With the pictures left out, copy the listing below exactly.

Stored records
======

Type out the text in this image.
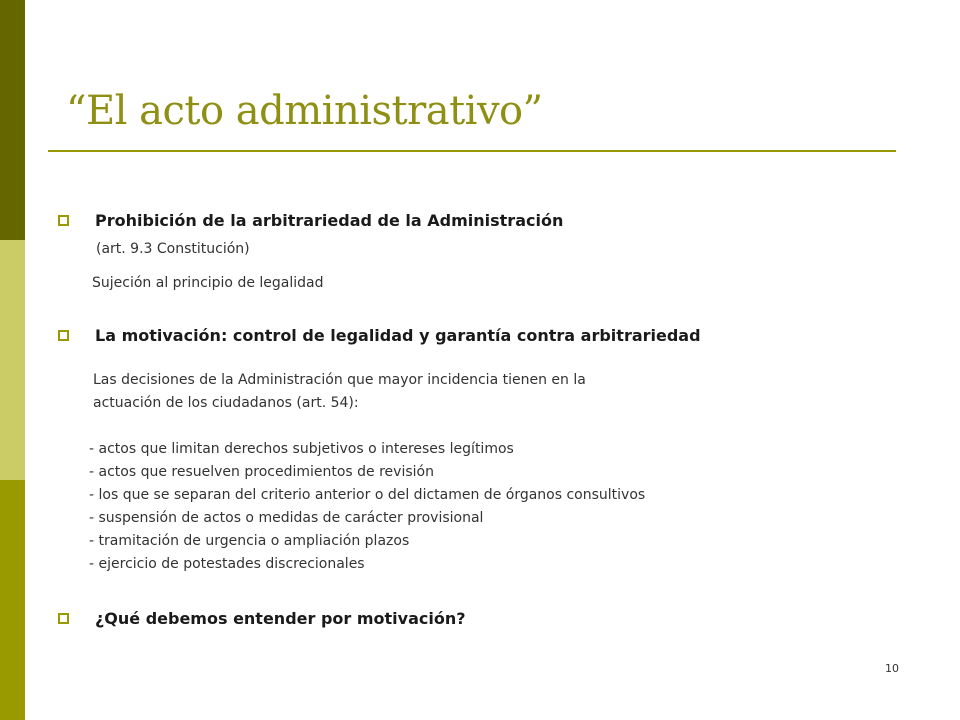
“El acto administrativo”
Prohibición de la arbitrariedad de la Administración
(art. 9.3 Constitución)
Sujeción al principio de legalidad
La motivación: control de legalidad y garantía contra arbitrariedad
Las decisiones de la Administración que mayor incidencia tienen en la
actuación de los ciudadanos (art. 54):
- actos que limitan derechos subjetivos o intereses legítimos
- actos que resuelven procedimientos de revisión
- los que se separan del criterio anterior o del dictamen de órganos consultivos
- suspensión de actos o medidas de carácter provisional
- tramitación de urgencia o ampliación plazos
- ejercicio de potestades discrecionales
¿Qué debemos entender por motivación?
10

======

Exercise answer
Type out the text in this image.
“El acto administrativo”
Prohibición de la arbitrariedad de la Administración
(art. 9.3 Constitución)
Sujeción al principio de legalidad
La motivación: control de legalidad y garantía contra arbitrariedad
Las decisiones de la Administración que mayor incidencia tienen en la
actuación de los ciudadanos (art. 54):
- actos que limitan derechos subjetivos o intereses legítimos
- actos que resuelven procedimientos de revisión
- los que se separan del criterio anterior o del dictamen de órganos consultivos
- suspensión de actos o medidas de carácter provisional
- tramitación de urgencia o ampliación plazos
- ejercicio de potestades discrecionales
¿Qué debemos entender por motivación?
10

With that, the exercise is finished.